Provided entries:
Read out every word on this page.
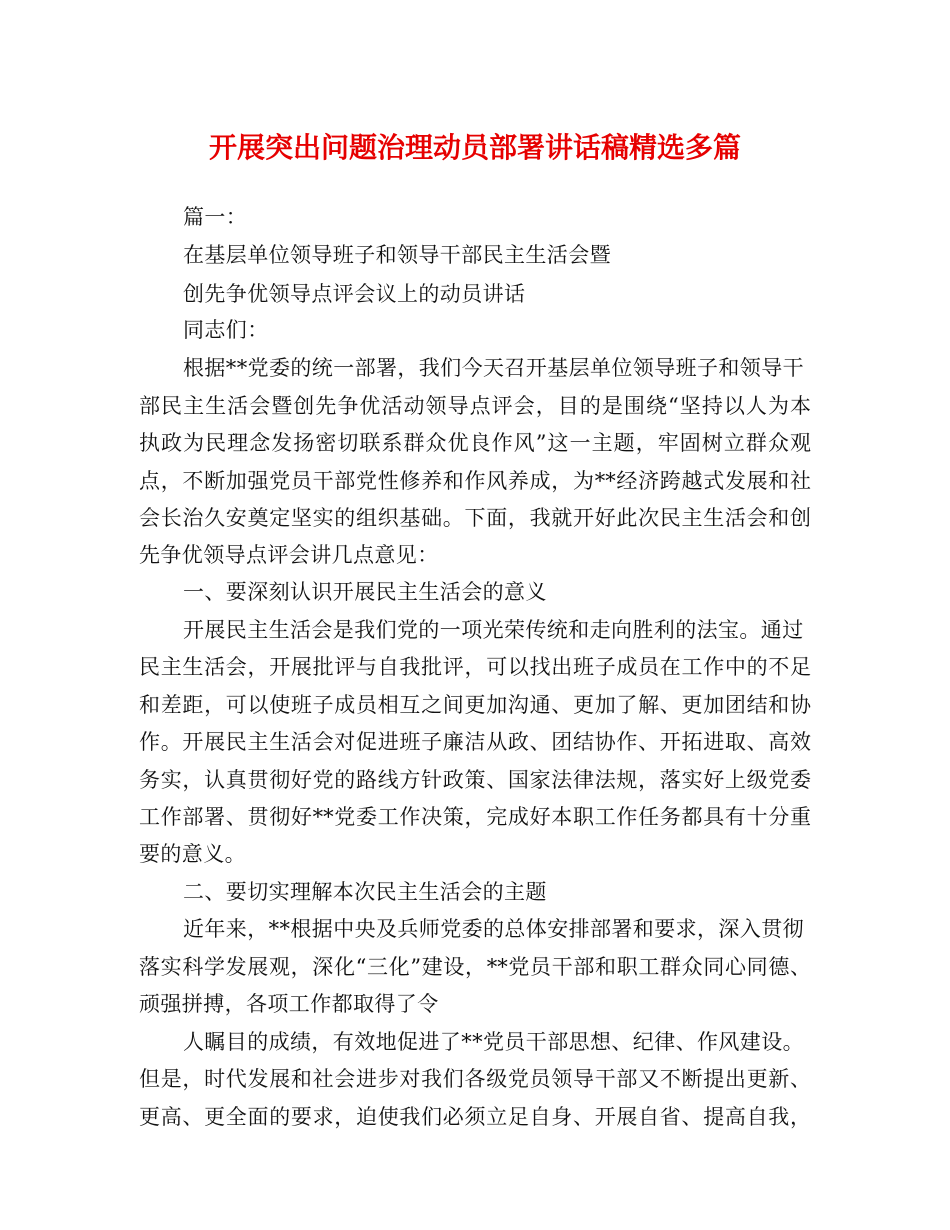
开展突出问题治理动员部署讲话稿精选多篇
篇一：
在基层单位领导班子和领导干部民主生活会暨
创先争优领导点评会议上的动员讲话
同志们：
根据**党委的统一部署，我们今天召开基层单位领导班子和领导干
部民主生活会暨创先争优活动领导点评会，目的是围绕“坚持以人为本
执政为民理念发扬密切联系群众优良作风”这一主题，牢固树立群众观
点，不断加强党员干部党性修养和作风养成，为**经济跨越式发展和社
会长治久安奠定坚实的组织基础。下面，我就开好此次民主生活会和创
先争优领导点评会讲几点意见：
一、要深刻认识开展民主生活会的意义
开展民主生活会是我们党的一项光荣传统和走向胜利的法宝。通过
民主生活会，开展批评与自我批评，可以找出班子成员在工作中的不足
和差距，可以使班子成员相互之间更加沟通、更加了解、更加团结和协
作。开展民主生活会对促进班子廉洁从政、团结协作、开拓进取、高效
务实，认真贯彻好党的路线方针政策、国家法律法规，落实好上级党委
工作部署、贯彻好**党委工作决策，完成好本职工作任务都具有十分重
要的意义。
二、要切实理解本次民主生活会的主题
近年来，**根据中央及兵师党委的总体安排部署和要求，深入贯彻
落实科学发展观，深化“三化”建设，**党员干部和职工群众同心同德、
顽强拼搏，各项工作都取得了令
人瞩目的成绩，有效地促进了**党员干部思想、纪律、作风建设。
但是，时代发展和社会进步对我们各级党员领导干部又不断提出更新、
更高、更全面的要求，迫使我们必须立足自身、开展自省、提高自我，
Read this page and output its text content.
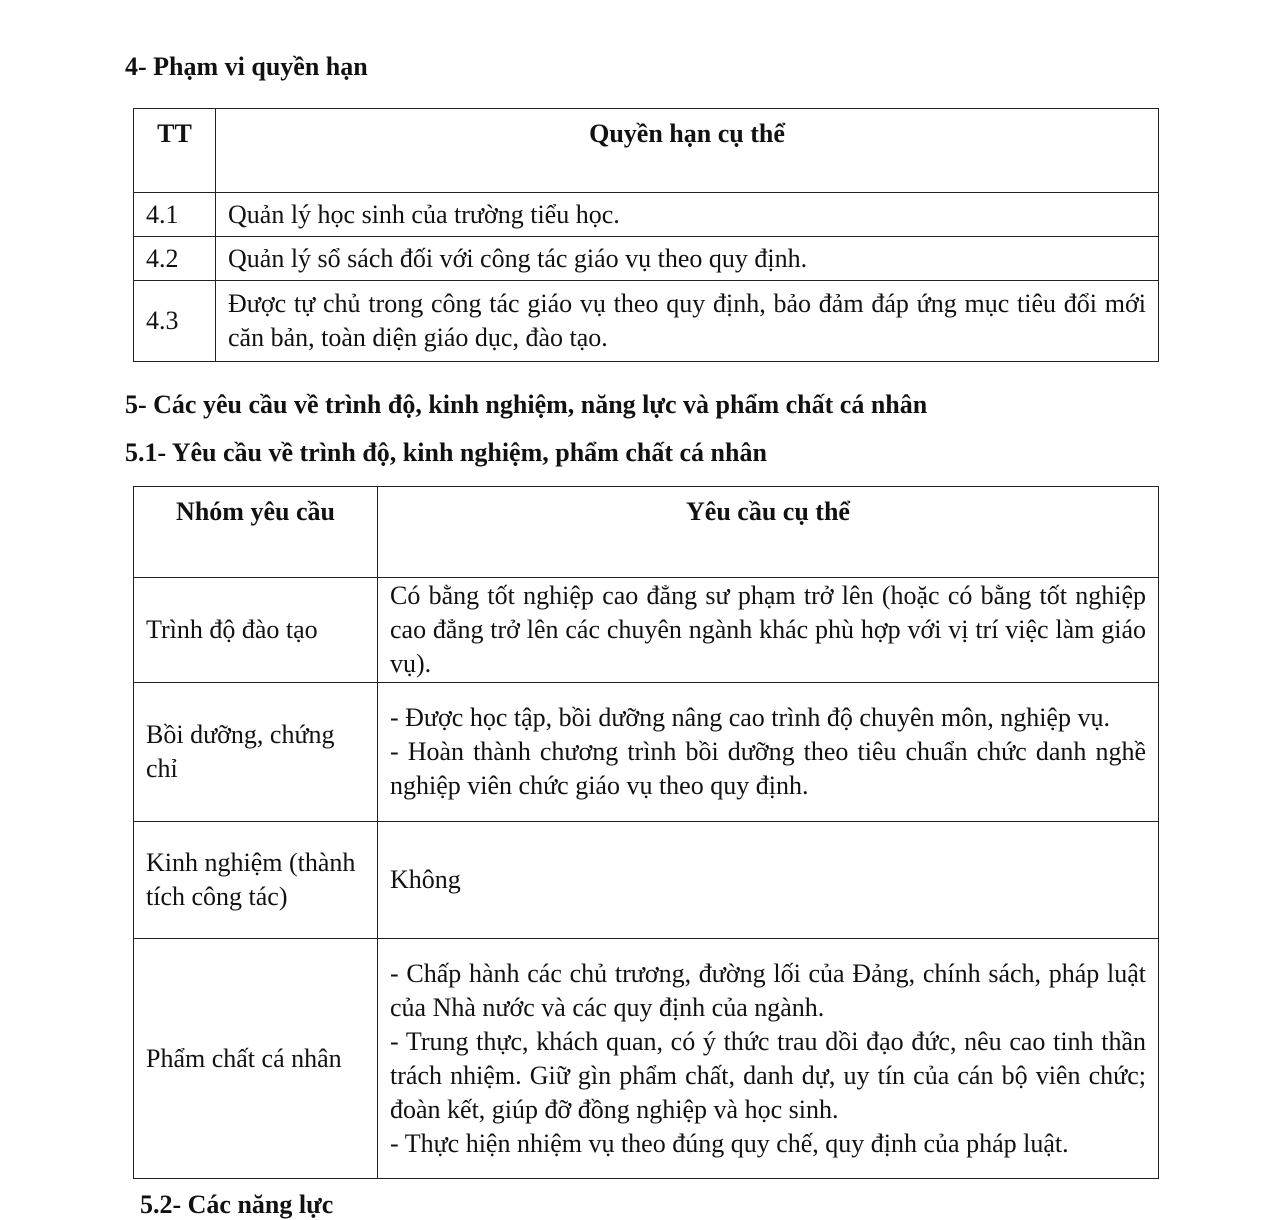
4- Phạm vi quyền hạn
TT	Quyền hạn cụ thể
4.1	Quản lý học sinh của trường tiểu học.
4.2	Quản lý sổ sách đối với công tác giáo vụ theo quy định.
4.3	Được tự chủ trong công tác giáo vụ theo quy định, bảo đảm đáp ứng mục tiêu đổi mới căn bản, toàn diện giáo dục, đào tạo.
5- Các yêu cầu về trình độ, kinh nghiệm, năng lực và phẩm chất cá nhân
5.1- Yêu cầu về trình độ, kinh nghiệm, phẩm chất cá nhân
Nhóm yêu cầu	Yêu cầu cụ thể
Trình độ đào tạo	Có bằng tốt nghiệp cao đẳng sư phạm trở lên (hoặc có bằng tốt nghiệp cao đẳng trở lên các chuyên ngành khác phù hợp với vị trí việc làm giáo vụ).

Bồi dưỡng, chứng chỉ	- Được học tập, bồi dưỡng nâng cao trình độ chuyên môn, nghiệp vụ.
- Hoàn thành chương trình bồi dưỡng theo tiêu chuẩn chức danh nghề nghiệp viên chức giáo vụ theo quy định.

Kinh nghiệm (thành tích công tác)	Không

Phẩm chất cá nhân	- Chấp hành các chủ trương, đường lối của Đảng, chính sách, pháp luật của Nhà nước và các quy định của ngành.
- Trung thực, khách quan, có ý thức trau dồi đạo đức, nêu cao tinh thần trách nhiệm. Giữ gìn phẩm chất, danh dự, uy tín của cán bộ viên chức; đoàn kết, giúp đỡ đồng nghiệp và học sinh.
- Thực hiện nhiệm vụ theo đúng quy chế, quy định của pháp luật.
5.2- Các năng lực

What this task involves: Repeat all of the records verbatim, leaving out the pictures.

Task answer:
Read out every word on this page.
开展突出问题治理动员部署讲话稿精选多篇
篇一：
在基层单位领导班子和领导干部民主生活会暨
创先争优领导点评会议上的动员讲话
同志们：
根据**党委的统一部署，我们今天召开基层单位领导班子和领导干
部民主生活会暨创先争优活动领导点评会，目的是围绕“坚持以人为本
执政为民理念发扬密切联系群众优良作风”这一主题，牢固树立群众观
点，不断加强党员干部党性修养和作风养成，为**经济跨越式发展和社
会长治久安奠定坚实的组织基础。下面，我就开好此次民主生活会和创
先争优领导点评会讲几点意见：
一、要深刻认识开展民主生活会的意义
开展民主生活会是我们党的一项光荣传统和走向胜利的法宝。通过
民主生活会，开展批评与自我批评，可以找出班子成员在工作中的不足
和差距，可以使班子成员相互之间更加沟通、更加了解、更加团结和协
作。开展民主生活会对促进班子廉洁从政、团结协作、开拓进取、高效
务实，认真贯彻好党的路线方针政策、国家法律法规，落实好上级党委
工作部署、贯彻好**党委工作决策，完成好本职工作任务都具有十分重
要的意义。
二、要切实理解本次民主生活会的主题
近年来，**根据中央及兵师党委的总体安排部署和要求，深入贯彻
落实科学发展观，深化“三化”建设，**党员干部和职工群众同心同德、
顽强拼搏，各项工作都取得了令
人瞩目的成绩，有效地促进了**党员干部思想、纪律、作风建设。
但是，时代发展和社会进步对我们各级党员领导干部又不断提出更新、
更高、更全面的要求，迫使我们必须立足自身、开展自省、提高自我，
Read this page and output its text content.
4- Phạm vi quyền hạn
TT	Quyền hạn cụ thể
4.1	Quản lý học sinh của trường tiểu học.
4.2	Quản lý sổ sách đối với công tác giáo vụ theo quy định.
4.3	Được tự chủ trong công tác giáo vụ theo quy định, bảo đảm đáp ứng mục tiêu đổi mới căn bản, toàn diện giáo dục, đào tạo.
5- Các yêu cầu về trình độ, kinh nghiệm, năng lực và phẩm chất cá nhân
5.1- Yêu cầu về trình độ, kinh nghiệm, phẩm chất cá nhân
Nhóm yêu cầu	Yêu cầu cụ thể
Trình độ đào tạo	Có bằng tốt nghiệp cao đẳng sư phạm trở lên (hoặc có bằng tốt nghiệp cao đẳng trở lên các chuyên ngành khác phù hợp với vị trí việc làm giáo vụ).

Bồi dưỡng, chứng chỉ	- Được học tập, bồi dưỡng nâng cao trình độ chuyên môn, nghiệp vụ.
- Hoàn thành chương trình bồi dưỡng theo tiêu chuẩn chức danh nghề nghiệp viên chức giáo vụ theo quy định.

Kinh nghiệm (thành tích công tác)	Không

Phẩm chất cá nhân	- Chấp hành các chủ trương, đường lối của Đảng, chính sách, pháp luật của Nhà nước và các quy định của ngành.
- Trung thực, khách quan, có ý thức trau dồi đạo đức, nêu cao tinh thần trách nhiệm. Giữ gìn phẩm chất, danh dự, uy tín của cán bộ viên chức; đoàn kết, giúp đỡ đồng nghiệp và học sinh.
- Thực hiện nhiệm vụ theo đúng quy chế, quy định của pháp luật.
5.2- Các năng lực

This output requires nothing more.